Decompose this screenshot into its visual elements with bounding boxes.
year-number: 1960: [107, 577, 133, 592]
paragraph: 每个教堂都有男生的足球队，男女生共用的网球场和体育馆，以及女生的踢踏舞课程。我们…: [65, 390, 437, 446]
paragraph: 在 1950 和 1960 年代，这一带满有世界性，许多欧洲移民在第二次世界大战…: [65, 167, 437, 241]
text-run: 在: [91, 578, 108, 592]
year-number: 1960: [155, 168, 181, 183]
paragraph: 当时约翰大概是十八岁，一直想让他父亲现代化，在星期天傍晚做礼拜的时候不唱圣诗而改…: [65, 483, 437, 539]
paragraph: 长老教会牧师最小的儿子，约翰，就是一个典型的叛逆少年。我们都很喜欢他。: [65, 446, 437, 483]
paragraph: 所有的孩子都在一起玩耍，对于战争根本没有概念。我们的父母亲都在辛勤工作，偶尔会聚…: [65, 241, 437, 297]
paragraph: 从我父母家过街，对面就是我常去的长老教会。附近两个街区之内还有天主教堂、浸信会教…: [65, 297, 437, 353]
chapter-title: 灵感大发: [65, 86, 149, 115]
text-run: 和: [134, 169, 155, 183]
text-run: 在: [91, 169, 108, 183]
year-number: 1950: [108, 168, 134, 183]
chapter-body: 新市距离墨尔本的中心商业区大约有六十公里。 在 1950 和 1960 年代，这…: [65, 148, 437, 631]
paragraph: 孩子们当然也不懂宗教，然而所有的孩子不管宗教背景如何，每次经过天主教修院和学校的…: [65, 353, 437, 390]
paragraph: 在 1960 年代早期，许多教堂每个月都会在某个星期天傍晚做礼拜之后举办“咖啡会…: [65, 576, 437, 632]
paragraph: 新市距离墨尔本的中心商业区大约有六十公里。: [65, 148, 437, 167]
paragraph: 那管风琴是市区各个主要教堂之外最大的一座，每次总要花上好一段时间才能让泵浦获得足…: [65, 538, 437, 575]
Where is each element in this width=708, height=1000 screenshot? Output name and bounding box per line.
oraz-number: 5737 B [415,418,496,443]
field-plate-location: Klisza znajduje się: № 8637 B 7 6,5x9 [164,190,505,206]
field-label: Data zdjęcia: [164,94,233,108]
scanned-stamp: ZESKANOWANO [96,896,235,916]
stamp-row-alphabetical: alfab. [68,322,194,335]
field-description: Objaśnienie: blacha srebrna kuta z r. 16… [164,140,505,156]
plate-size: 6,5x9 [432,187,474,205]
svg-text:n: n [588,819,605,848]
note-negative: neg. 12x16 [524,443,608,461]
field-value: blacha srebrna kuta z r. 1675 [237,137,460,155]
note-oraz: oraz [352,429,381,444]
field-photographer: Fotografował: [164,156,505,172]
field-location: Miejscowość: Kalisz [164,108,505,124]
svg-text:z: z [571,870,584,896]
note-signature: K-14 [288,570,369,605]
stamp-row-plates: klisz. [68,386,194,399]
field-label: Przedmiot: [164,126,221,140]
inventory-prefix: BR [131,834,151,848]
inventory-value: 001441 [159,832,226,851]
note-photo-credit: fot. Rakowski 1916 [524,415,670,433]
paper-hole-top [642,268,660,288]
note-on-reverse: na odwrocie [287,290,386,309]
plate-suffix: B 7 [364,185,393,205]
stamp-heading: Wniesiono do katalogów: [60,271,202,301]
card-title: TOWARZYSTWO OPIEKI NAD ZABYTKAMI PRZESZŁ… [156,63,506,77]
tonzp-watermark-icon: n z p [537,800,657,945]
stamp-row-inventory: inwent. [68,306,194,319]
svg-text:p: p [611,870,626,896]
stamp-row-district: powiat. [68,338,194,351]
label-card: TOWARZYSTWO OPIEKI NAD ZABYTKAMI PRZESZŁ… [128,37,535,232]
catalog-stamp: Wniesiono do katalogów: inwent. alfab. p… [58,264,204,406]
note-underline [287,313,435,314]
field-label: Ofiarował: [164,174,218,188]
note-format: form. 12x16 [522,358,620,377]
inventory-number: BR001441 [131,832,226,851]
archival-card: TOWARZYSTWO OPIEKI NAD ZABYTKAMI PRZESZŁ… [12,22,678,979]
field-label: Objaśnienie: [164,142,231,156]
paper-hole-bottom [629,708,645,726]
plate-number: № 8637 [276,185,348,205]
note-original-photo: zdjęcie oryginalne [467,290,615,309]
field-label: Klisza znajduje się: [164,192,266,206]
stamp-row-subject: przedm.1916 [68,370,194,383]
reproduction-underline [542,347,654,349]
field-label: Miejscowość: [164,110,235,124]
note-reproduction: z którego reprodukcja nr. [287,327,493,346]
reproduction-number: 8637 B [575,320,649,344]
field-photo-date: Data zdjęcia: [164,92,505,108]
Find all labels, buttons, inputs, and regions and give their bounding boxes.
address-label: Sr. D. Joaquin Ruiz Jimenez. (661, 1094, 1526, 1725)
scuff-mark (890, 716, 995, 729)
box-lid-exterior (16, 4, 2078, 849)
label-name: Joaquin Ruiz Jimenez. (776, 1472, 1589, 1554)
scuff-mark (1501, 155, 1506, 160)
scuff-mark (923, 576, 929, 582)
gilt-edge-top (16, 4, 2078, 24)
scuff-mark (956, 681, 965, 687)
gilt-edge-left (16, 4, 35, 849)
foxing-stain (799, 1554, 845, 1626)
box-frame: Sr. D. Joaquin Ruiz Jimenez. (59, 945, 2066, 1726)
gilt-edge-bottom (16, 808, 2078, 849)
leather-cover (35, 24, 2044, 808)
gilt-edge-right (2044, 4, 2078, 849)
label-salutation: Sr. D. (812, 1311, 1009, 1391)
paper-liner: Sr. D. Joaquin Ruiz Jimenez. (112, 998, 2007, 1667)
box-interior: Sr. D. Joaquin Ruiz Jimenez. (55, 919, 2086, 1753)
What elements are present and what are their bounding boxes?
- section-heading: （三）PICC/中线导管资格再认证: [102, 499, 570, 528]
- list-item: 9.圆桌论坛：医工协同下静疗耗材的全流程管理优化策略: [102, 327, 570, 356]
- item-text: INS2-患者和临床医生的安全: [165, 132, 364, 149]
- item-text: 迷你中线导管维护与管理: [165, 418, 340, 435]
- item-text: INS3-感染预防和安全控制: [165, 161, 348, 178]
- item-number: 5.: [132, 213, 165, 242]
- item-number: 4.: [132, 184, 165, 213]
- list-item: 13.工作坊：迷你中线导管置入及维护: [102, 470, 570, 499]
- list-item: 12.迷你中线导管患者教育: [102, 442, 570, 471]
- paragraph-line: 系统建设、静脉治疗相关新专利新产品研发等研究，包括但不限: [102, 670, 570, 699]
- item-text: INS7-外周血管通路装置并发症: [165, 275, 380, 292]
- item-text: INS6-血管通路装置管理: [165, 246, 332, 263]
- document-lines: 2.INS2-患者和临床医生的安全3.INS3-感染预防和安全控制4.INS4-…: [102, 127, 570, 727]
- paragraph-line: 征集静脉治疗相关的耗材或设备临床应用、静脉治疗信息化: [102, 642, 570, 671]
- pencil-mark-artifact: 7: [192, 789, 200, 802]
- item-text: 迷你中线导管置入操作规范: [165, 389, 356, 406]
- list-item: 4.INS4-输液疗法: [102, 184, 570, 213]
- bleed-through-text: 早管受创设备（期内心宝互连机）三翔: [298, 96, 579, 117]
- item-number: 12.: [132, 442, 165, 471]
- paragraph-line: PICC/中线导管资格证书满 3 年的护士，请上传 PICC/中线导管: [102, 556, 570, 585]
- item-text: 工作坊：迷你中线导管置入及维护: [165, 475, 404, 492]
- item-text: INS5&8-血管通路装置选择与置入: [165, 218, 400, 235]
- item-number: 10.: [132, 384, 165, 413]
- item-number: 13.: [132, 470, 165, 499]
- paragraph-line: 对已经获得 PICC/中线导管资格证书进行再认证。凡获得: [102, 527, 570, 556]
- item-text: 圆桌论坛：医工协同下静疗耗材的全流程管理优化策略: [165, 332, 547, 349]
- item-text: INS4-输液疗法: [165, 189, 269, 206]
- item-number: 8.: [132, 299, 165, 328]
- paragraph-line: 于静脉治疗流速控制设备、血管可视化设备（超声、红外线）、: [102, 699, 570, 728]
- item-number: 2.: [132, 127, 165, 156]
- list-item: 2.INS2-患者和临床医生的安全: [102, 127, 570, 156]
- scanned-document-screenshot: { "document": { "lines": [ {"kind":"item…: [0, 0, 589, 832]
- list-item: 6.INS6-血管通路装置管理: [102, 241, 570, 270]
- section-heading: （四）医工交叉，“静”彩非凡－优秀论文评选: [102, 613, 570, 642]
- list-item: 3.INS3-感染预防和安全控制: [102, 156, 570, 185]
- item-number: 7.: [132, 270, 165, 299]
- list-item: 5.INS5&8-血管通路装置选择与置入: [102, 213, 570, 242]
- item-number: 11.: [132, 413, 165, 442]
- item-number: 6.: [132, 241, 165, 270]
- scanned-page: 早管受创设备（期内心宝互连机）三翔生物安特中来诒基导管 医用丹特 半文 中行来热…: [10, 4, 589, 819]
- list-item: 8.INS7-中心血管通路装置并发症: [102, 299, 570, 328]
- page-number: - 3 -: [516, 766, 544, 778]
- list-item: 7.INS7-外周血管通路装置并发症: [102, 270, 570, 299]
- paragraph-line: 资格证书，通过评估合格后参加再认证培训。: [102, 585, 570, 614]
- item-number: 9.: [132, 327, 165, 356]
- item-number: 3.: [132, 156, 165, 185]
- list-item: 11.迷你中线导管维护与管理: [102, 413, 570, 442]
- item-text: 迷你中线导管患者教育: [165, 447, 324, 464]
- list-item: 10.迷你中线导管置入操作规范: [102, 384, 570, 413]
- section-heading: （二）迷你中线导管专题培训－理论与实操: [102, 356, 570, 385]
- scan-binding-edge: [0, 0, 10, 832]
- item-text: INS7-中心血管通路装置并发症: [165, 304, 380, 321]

WRITTEN INSTRUCTION: Copy out the rows word for word, from the very first line through the line containing "538, 437, 575]", with both included.

RESULT:
Decompose this screenshot into its visual elements with bounding boxes.
year-number: 1960: [107, 577, 133, 592]
paragraph: 每个教堂都有男生的足球队，男女生共用的网球场和体育馆，以及女生的踢踏舞课程。我们…: [65, 390, 437, 446]
paragraph: 在 1950 和 1960 年代，这一带满有世界性，许多欧洲移民在第二次世界大战…: [65, 167, 437, 241]
text-run: 在: [91, 578, 108, 592]
year-number: 1960: [155, 168, 181, 183]
paragraph: 当时约翰大概是十八岁，一直想让他父亲现代化，在星期天傍晚做礼拜的时候不唱圣诗而改…: [65, 483, 437, 539]
paragraph: 长老教会牧师最小的儿子，约翰，就是一个典型的叛逆少年。我们都很喜欢他。: [65, 446, 437, 483]
paragraph: 所有的孩子都在一起玩耍，对于战争根本没有概念。我们的父母亲都在辛勤工作，偶尔会聚…: [65, 241, 437, 297]
paragraph: 从我父母家过街，对面就是我常去的长老教会。附近两个街区之内还有天主教堂、浸信会教…: [65, 297, 437, 353]
chapter-title: 灵感大发: [65, 86, 149, 115]
text-run: 和: [134, 169, 155, 183]
text-run: 在: [91, 169, 108, 183]
year-number: 1950: [108, 168, 134, 183]
chapter-body: 新市距离墨尔本的中心商业区大约有六十公里。 在 1950 和 1960 年代，这…: [65, 148, 437, 631]
paragraph: 孩子们当然也不懂宗教，然而所有的孩子不管宗教背景如何，每次经过天主教修院和学校的…: [65, 353, 437, 390]
paragraph: 在 1960 年代早期，许多教堂每个月都会在某个星期天傍晚做礼拜之后举办“咖啡会…: [65, 576, 437, 632]
paragraph: 新市距离墨尔本的中心商业区大约有六十公里。: [65, 148, 437, 167]
paragraph: 那管风琴是市区各个主要教堂之外最大的一座，每次总要花上好一段时间才能让泵浦获得足…: [65, 538, 437, 575]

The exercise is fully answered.